- _Work to be completed_
Gather up the lines with the word "JSON" in them.
::::
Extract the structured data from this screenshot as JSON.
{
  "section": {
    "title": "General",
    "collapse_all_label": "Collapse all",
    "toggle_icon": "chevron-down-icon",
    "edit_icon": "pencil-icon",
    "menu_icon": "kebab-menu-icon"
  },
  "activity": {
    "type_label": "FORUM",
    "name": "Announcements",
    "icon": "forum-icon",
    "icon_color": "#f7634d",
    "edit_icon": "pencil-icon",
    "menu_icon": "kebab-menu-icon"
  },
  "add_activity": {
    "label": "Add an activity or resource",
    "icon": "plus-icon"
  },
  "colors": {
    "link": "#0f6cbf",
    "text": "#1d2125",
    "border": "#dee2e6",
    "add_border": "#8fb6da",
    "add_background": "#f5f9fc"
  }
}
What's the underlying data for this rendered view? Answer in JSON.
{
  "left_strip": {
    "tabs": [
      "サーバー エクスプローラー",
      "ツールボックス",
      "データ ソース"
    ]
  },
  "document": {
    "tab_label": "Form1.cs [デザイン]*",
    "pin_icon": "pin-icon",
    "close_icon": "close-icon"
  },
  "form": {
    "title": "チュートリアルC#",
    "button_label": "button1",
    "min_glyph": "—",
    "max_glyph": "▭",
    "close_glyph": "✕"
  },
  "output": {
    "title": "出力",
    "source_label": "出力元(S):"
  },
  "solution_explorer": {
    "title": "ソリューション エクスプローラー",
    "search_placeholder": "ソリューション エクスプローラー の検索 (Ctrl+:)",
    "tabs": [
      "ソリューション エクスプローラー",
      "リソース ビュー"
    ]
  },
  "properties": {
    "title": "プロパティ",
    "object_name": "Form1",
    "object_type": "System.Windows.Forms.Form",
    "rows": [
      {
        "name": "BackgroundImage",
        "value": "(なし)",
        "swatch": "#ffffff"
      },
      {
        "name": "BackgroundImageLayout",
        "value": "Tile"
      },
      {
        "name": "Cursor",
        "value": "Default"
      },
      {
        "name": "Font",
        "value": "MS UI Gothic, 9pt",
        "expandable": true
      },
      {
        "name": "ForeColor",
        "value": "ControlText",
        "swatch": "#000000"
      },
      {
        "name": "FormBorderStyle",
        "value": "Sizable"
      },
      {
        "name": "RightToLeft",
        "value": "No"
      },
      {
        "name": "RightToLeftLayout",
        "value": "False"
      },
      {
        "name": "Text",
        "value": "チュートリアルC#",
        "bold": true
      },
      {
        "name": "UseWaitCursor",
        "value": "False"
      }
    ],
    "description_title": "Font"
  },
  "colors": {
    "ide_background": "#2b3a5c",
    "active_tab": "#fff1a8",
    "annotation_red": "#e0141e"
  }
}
::::
- _Solution_
Extract the structured data from this screenshot as JSON.
What's the underlying data for this rendered view? Answer in JSON.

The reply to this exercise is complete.